**Exercise**
Print all entries word for word.
[START Data in this exercise]
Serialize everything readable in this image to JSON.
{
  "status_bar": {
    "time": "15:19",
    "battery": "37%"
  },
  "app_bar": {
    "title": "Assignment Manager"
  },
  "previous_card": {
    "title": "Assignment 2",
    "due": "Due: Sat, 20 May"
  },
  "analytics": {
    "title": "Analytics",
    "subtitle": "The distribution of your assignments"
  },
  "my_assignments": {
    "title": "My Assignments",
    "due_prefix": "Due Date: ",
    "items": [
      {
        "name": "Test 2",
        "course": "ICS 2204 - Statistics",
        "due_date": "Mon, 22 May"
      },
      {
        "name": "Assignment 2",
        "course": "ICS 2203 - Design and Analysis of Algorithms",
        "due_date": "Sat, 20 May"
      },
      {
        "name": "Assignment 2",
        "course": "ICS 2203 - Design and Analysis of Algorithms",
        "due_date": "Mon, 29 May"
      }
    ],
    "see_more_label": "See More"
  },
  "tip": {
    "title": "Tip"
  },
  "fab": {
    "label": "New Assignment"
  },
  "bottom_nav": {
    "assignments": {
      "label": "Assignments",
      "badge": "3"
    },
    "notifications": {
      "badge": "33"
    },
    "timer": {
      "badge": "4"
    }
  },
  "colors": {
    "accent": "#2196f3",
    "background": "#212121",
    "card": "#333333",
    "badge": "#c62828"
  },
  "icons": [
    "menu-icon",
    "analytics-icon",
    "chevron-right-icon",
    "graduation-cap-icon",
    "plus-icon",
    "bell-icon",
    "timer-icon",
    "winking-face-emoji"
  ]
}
[END Data in this exercise]
**Finished task**
Serialize everything readable in this image to JSON.
{
  "status_bar": {
    "time": "15:19",
    "battery": "37%"
  },
  "app_bar": {
    "title": "Assignment Manager"
  },
  "previous_card": {
    "title": "Assignment 2",
    "due": "Due: Sat, 20 May"
  },
  "analytics": {
    "title": "Analytics",
    "subtitle": "The distribution of your assignments"
  },
  "my_assignments": {
    "title": "My Assignments",
    "due_prefix": "Due Date: ",
    "items": [
      {
        "name": "Test 2",
        "course": "ICS 2204 - Statistics",
        "due_date": "Mon, 22 May"
      },
      {
        "name": "Assignment 2",
        "course": "ICS 2203 - Design and Analysis of Algorithms",
        "due_date": "Sat, 20 May"
      },
      {
        "name": "Assignment 2",
        "course": "ICS 2203 - Design and Analysis of Algorithms",
        "due_date": "Mon, 29 May"
      }
    ],
    "see_more_label": "See More"
  },
  "tip": {
    "title": "Tip"
  },
  "fab": {
    "label": "New Assignment"
  },
  "bottom_nav": {
    "assignments": {
      "label": "Assignments",
      "badge": "3"
    },
    "notifications": {
      "badge": "33"
    },
    "timer": {
      "badge": "4"
    }
  },
  "colors": {
    "accent": "#2196f3",
    "background": "#212121",
    "card": "#333333",
    "badge": "#c62828"
  },
  "icons": [
    "menu-icon",
    "analytics-icon",
    "chevron-right-icon",
    "graduation-cap-icon",
    "plus-icon",
    "bell-icon",
    "timer-icon",
    "winking-face-emoji"
  ]
}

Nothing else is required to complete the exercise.